Saved entries:
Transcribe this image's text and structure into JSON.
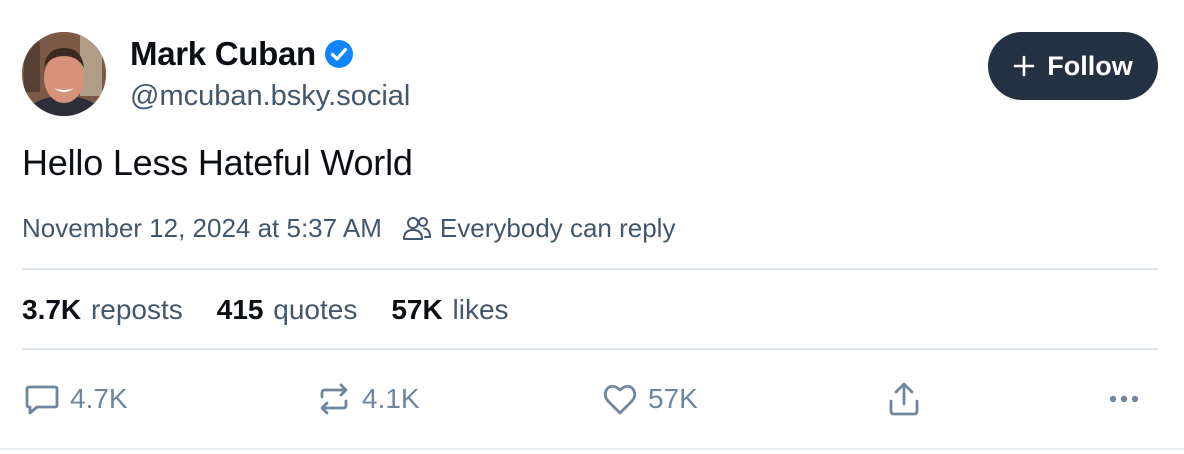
{
  "post": {
    "author": {
      "display_name": "Mark Cuban",
      "handle": "@mcuban.bsky.social",
      "verified": true
    },
    "follow_button": {
      "label": "Follow",
      "icon": "plus-icon"
    },
    "text": "Hello Less Hateful World",
    "timestamp": "November 12, 2024 at 5:37 AM",
    "reply_setting": {
      "label": "Everybody can reply",
      "icon": "people-icon"
    },
    "stats": {
      "reposts": {
        "count": "3.7K",
        "label": "reposts"
      },
      "quotes": {
        "count": "415",
        "label": "quotes"
      },
      "likes": {
        "count": "57K",
        "label": "likes"
      }
    },
    "actions": {
      "reply": {
        "icon": "comment-icon",
        "count": "4.7K"
      },
      "repost": {
        "icon": "repost-icon",
        "count": "4.1K"
      },
      "like": {
        "icon": "heart-icon",
        "count": "57K"
      },
      "share": {
        "icon": "share-icon"
      },
      "more": {
        "icon": "more-options-icon"
      }
    }
  },
  "colors": {
    "text_primary": "#0b0f14",
    "text_secondary": "#42576c",
    "icon_muted": "#6f869f",
    "verified_blue": "#1083fe",
    "follow_button_bg": "#243142",
    "divider": "#dfe5ec"
  }
}
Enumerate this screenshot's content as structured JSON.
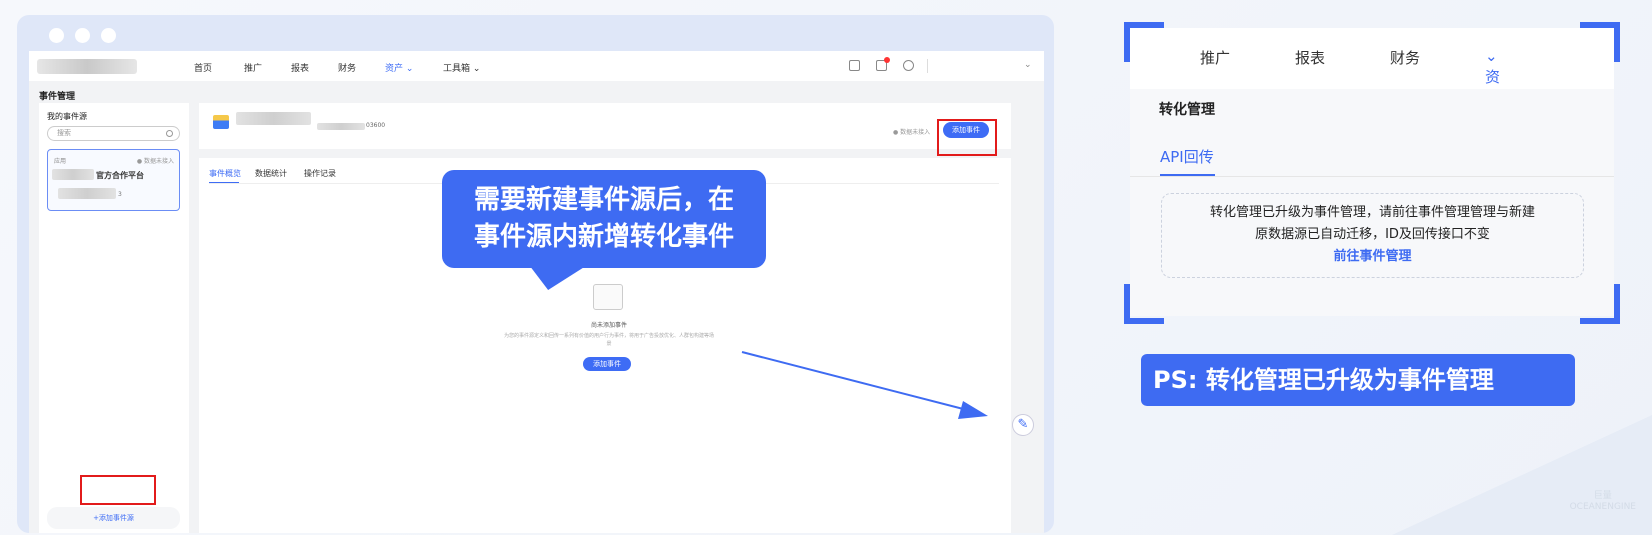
{
  "browser": {
    "topnav": {
      "items": [
        "首页",
        "推广",
        "报表",
        "财务",
        "资产",
        "工具箱"
      ],
      "active": "资产"
    },
    "page_title": "事件管理",
    "left_panel": {
      "title": "我的事件源",
      "search_placeholder": "搜索",
      "card": {
        "type": "应用",
        "status": "● 数据未接入",
        "name_suffix": "官方合作平台",
        "id_suffix": "3"
      },
      "add_source_label": "+添加事件源"
    },
    "main_top": {
      "id_suffix": "03600",
      "status": "● 数据未接入",
      "add_event_label": "添加事件"
    },
    "tabs": [
      "事件概览",
      "数据统计",
      "操作记录"
    ],
    "active_tab": "事件概览",
    "empty_state": {
      "title": "尚未添加事件",
      "description": "为您的事件源定义和回传一系列有价值的用户行为事件，将用于广告投放优化、人群包构建等场景",
      "button_label": "添加事件"
    }
  },
  "callout": {
    "line1": "需要新建事件源后，在",
    "line2": "事件源内新增转化事件"
  },
  "right_panel": {
    "nav": [
      "推广",
      "报表",
      "财务",
      "资产"
    ],
    "active_nav": "资产",
    "section_title": "转化管理",
    "tab": "API回传",
    "notice_line1": "转化管理已升级为事件管理，请前往事件管理管理与新建",
    "notice_line2": "原数据源已自动迁移，ID及回传接口不变",
    "notice_link": "前往事件管理"
  },
  "ps_banner": "PS: 转化管理已升级为事件管理",
  "colors": {
    "accent": "#3e6bf2",
    "highlight": "#e21b1b",
    "background": "#f2f3f5"
  }
}
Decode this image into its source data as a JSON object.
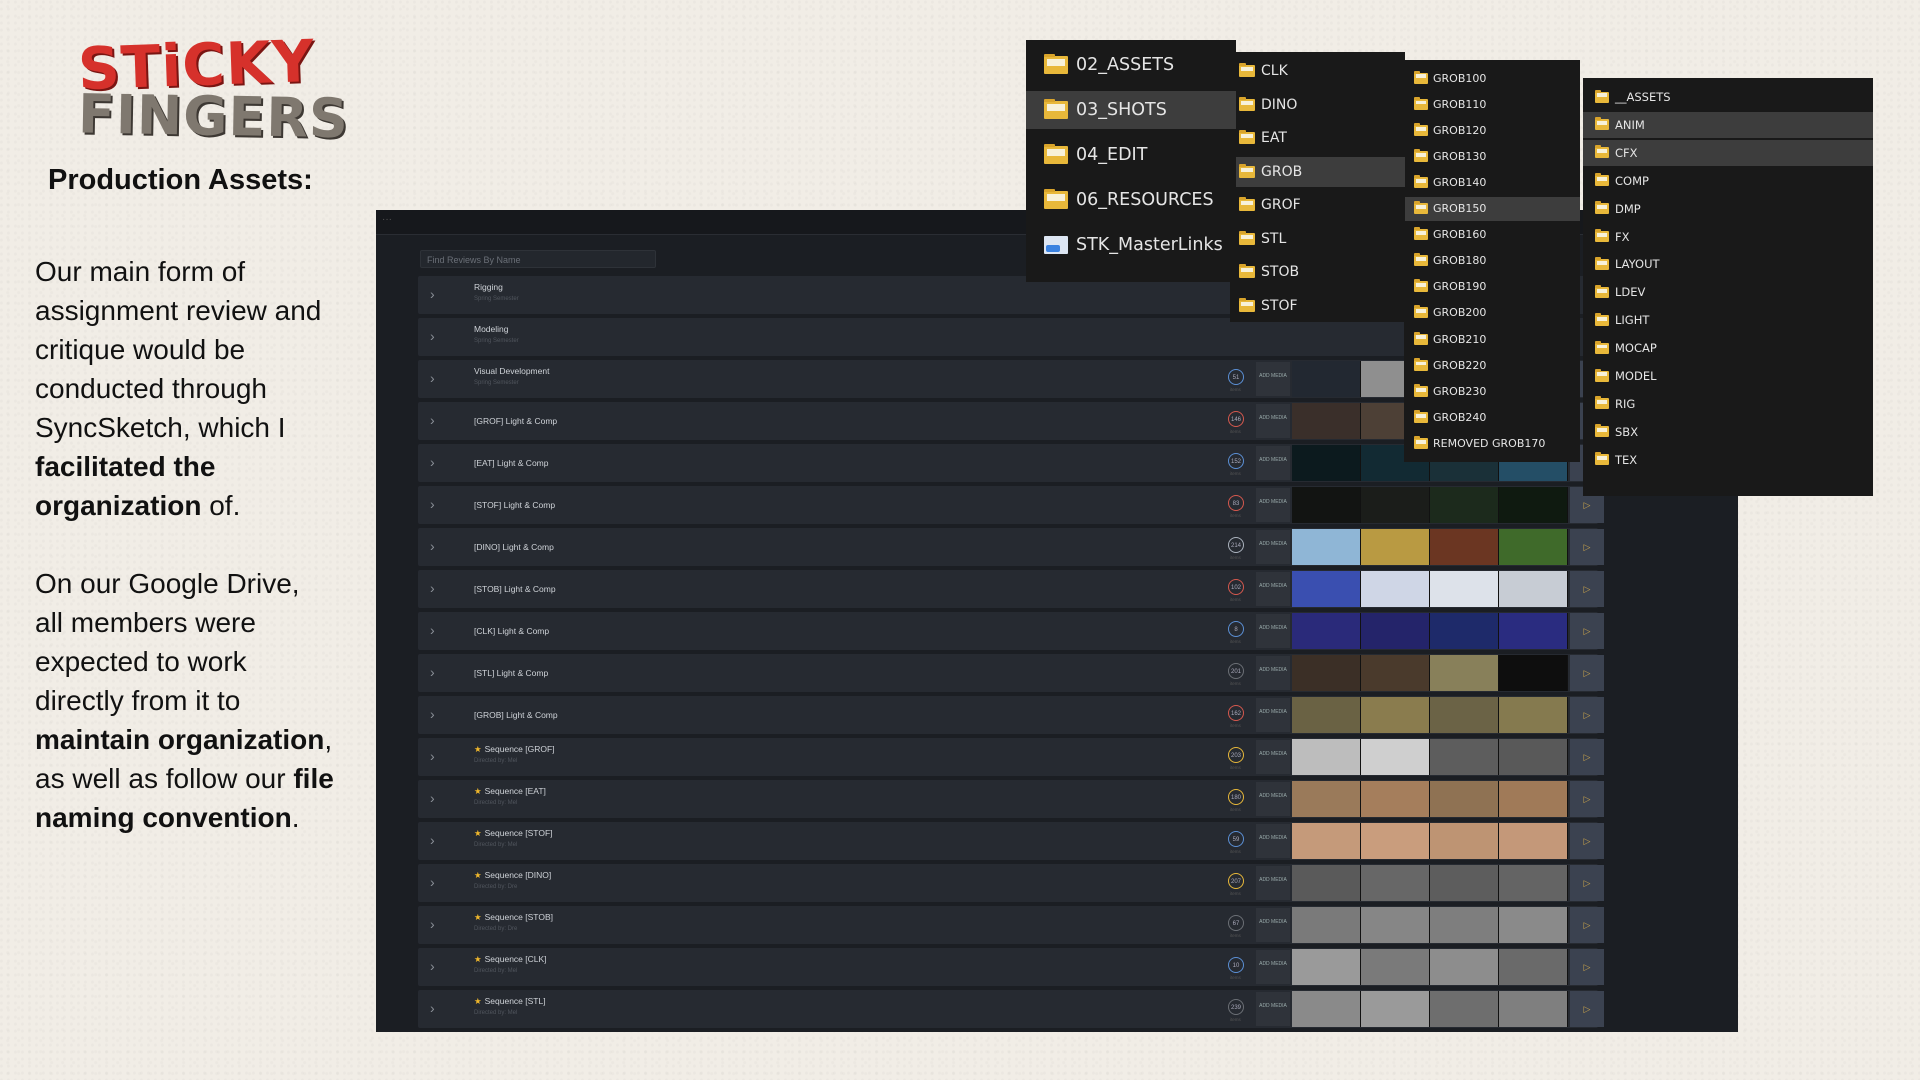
{
  "slide": {
    "logo_line1": "STiCKY",
    "logo_line2": "FINGERS",
    "heading": "Production Assets:",
    "p1": {
      "text_a": "Our main form of assignment review and critique would be conducted through SyncSketch, which I ",
      "bold_a": "facilitated the organization",
      "text_b": " of."
    },
    "p2": {
      "text_a": "On our Google Drive, all members were expected to work directly from it to ",
      "bold_a": "maintain organization",
      "text_b": ", as well as follow our ",
      "bold_b": "file naming convention",
      "text_c": "."
    }
  },
  "syncsketch": {
    "search_placeholder": "Find Reviews By Name",
    "add_media_label": "ADD MEDIA",
    "items_label": "items",
    "rows": [
      {
        "title": "Rigging",
        "subtitle": "Spring Semester",
        "count": "",
        "starred": false,
        "thumbs": []
      },
      {
        "title": "Modeling",
        "subtitle": "Spring Semester",
        "count": "",
        "starred": false,
        "thumbs": []
      },
      {
        "title": "Visual Development",
        "subtitle": "Spring Semester",
        "count": "51",
        "ring": "#5b8fd4",
        "starred": false,
        "thumbs": [
          "#222831",
          "#8f8f8f",
          "#2b2a28",
          "#b8b6ac"
        ]
      },
      {
        "title": "[GROF] Light & Comp",
        "subtitle": "",
        "count": "146",
        "ring": "#d4584e",
        "starred": false,
        "thumbs": [
          "#3a2f2a",
          "#4d4036",
          "#2a2a2a",
          "#7a7455"
        ]
      },
      {
        "title": "[EAT] Light & Comp",
        "subtitle": "",
        "count": "152",
        "ring": "#5b8fd4",
        "starred": false,
        "thumbs": [
          "#0c1a1e",
          "#122a33",
          "#1a3038",
          "#244e66"
        ]
      },
      {
        "title": "[STOF] Light & Comp",
        "subtitle": "",
        "count": "83",
        "ring": "#d4584e",
        "starred": false,
        "thumbs": [
          "#121412",
          "#1b1d1a",
          "#1c2a1c",
          "#0f1a10"
        ]
      },
      {
        "title": "[DINO] Light & Comp",
        "subtitle": "",
        "count": "214",
        "ring": "#aab2bd",
        "starred": false,
        "thumbs": [
          "#8fb6d6",
          "#b99a42",
          "#6b3622",
          "#3f6a2a"
        ]
      },
      {
        "title": "[STOB] Light & Comp",
        "subtitle": "",
        "count": "102",
        "ring": "#d4584e",
        "starred": false,
        "thumbs": [
          "#3a4fb0",
          "#cfd6e6",
          "#dde2ea",
          "#c7ccd4"
        ]
      },
      {
        "title": "[CLK] Light & Comp",
        "subtitle": "",
        "count": "8",
        "ring": "#5b8fd4",
        "starred": false,
        "thumbs": [
          "#2a2a7a",
          "#24246a",
          "#1e2a6a",
          "#2a2c80"
        ]
      },
      {
        "title": "[STL] Light & Comp",
        "subtitle": "",
        "count": "201",
        "ring": "#6b6f75",
        "starred": false,
        "thumbs": [
          "#3b2f26",
          "#4a3a2c",
          "#88805a",
          "#0e0e0e"
        ]
      },
      {
        "title": "[GROB] Light & Comp",
        "subtitle": "",
        "count": "162",
        "ring": "#d4584e",
        "starred": false,
        "thumbs": [
          "#6a6244",
          "#8a7c4e",
          "#6b6346",
          "#857a4f"
        ]
      },
      {
        "title": "Sequence [GROF]",
        "subtitle": "Directed by: Mel",
        "count": "203",
        "ring": "#e6b73a",
        "starred": true,
        "thumbs": [
          "#bdbdbd",
          "#cfcfcf",
          "#5d5d5d",
          "#595959"
        ]
      },
      {
        "title": "Sequence [EAT]",
        "subtitle": "Directed by: Mel",
        "count": "180",
        "ring": "#e6b73a",
        "starred": true,
        "thumbs": [
          "#9a7a5a",
          "#a57e5c",
          "#8f7253",
          "#a07a58"
        ]
      },
      {
        "title": "Sequence [STOF]",
        "subtitle": "Directed by: Mel",
        "count": "59",
        "ring": "#5b8fd4",
        "starred": true,
        "thumbs": [
          "#c59a7a",
          "#c99d7d",
          "#be9473",
          "#c49879"
        ]
      },
      {
        "title": "Sequence [DINO]",
        "subtitle": "Directed by: Dre",
        "count": "207",
        "ring": "#e6b73a",
        "starred": true,
        "thumbs": [
          "#5a5a5a",
          "#676767",
          "#5d5d5d",
          "#646464"
        ]
      },
      {
        "title": "Sequence [STOB]",
        "subtitle": "Directed by: Dre",
        "count": "67",
        "ring": "#6b6f75",
        "starred": true,
        "thumbs": [
          "#7a7a7a",
          "#868686",
          "#7e7e7e",
          "#8a8a8a"
        ]
      },
      {
        "title": "Sequence [CLK]",
        "subtitle": "Directed by: Mel",
        "count": "10",
        "ring": "#5b8fd4",
        "starred": true,
        "thumbs": [
          "#9a9a9a",
          "#7a7a7a",
          "#8d8d8d",
          "#6a6a6a"
        ]
      },
      {
        "title": "Sequence [STL]",
        "subtitle": "Directed by: Mel",
        "count": "239",
        "ring": "#6b6f75",
        "starred": true,
        "thumbs": [
          "#8a8a8a",
          "#9a9a9a",
          "#6e6e6e",
          "#7f7f7f"
        ]
      }
    ]
  },
  "explorer": {
    "root": [
      {
        "label": "02_ASSETS",
        "icon": "folder",
        "selected": false
      },
      {
        "label": "03_SHOTS",
        "icon": "folder",
        "selected": true
      },
      {
        "label": "04_EDIT",
        "icon": "folder",
        "selected": false
      },
      {
        "label": "06_RESOURCES",
        "icon": "folder",
        "selected": false
      },
      {
        "label": "STK_MasterLinks",
        "icon": "link",
        "selected": false
      }
    ],
    "shots": [
      {
        "label": "CLK",
        "selected": false
      },
      {
        "label": "DINO",
        "selected": false
      },
      {
        "label": "EAT",
        "selected": false
      },
      {
        "label": "GROB",
        "selected": true
      },
      {
        "label": "GROF",
        "selected": false
      },
      {
        "label": "STL",
        "selected": false
      },
      {
        "label": "STOB",
        "selected": false
      },
      {
        "label": "STOF",
        "selected": false
      }
    ],
    "grob": [
      {
        "label": "GROB100",
        "selected": false
      },
      {
        "label": "GROB110",
        "selected": false
      },
      {
        "label": "GROB120",
        "selected": false
      },
      {
        "label": "GROB130",
        "selected": false
      },
      {
        "label": "GROB140",
        "selected": false
      },
      {
        "label": "GROB150",
        "selected": true
      },
      {
        "label": "GROB160",
        "selected": false
      },
      {
        "label": "GROB180",
        "selected": false
      },
      {
        "label": "GROB190",
        "selected": false
      },
      {
        "label": "GROB200",
        "selected": false
      },
      {
        "label": "GROB210",
        "selected": false
      },
      {
        "label": "GROB220",
        "selected": false
      },
      {
        "label": "GROB230",
        "selected": false
      },
      {
        "label": "GROB240",
        "selected": false
      },
      {
        "label": "REMOVED GROB170",
        "selected": false
      }
    ],
    "grob150": [
      {
        "label": "__ASSETS",
        "selected": false
      },
      {
        "label": "ANIM",
        "selected": true
      },
      {
        "label": "CFX",
        "selected": true
      },
      {
        "label": "COMP",
        "selected": false
      },
      {
        "label": "DMP",
        "selected": false
      },
      {
        "label": "FX",
        "selected": false
      },
      {
        "label": "LAYOUT",
        "selected": false
      },
      {
        "label": "LDEV",
        "selected": false
      },
      {
        "label": "LIGHT",
        "selected": false
      },
      {
        "label": "MOCAP",
        "selected": false
      },
      {
        "label": "MODEL",
        "selected": false
      },
      {
        "label": "RIG",
        "selected": false
      },
      {
        "label": "SBX",
        "selected": false
      },
      {
        "label": "TEX",
        "selected": false
      }
    ]
  }
}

— Aim —
Take each line containing the string "Sequence" and copy it out.

— Result for this exercise —
        "title": "Sequence [GROF]",
        "title": "Sequence [EAT]",
        "title": "Sequence [STOF]",
        "title": "Sequence [DINO]",
        "title": "Sequence [STOB]",
        "title": "Sequence [CLK]",
        "title": "Sequence [STL]",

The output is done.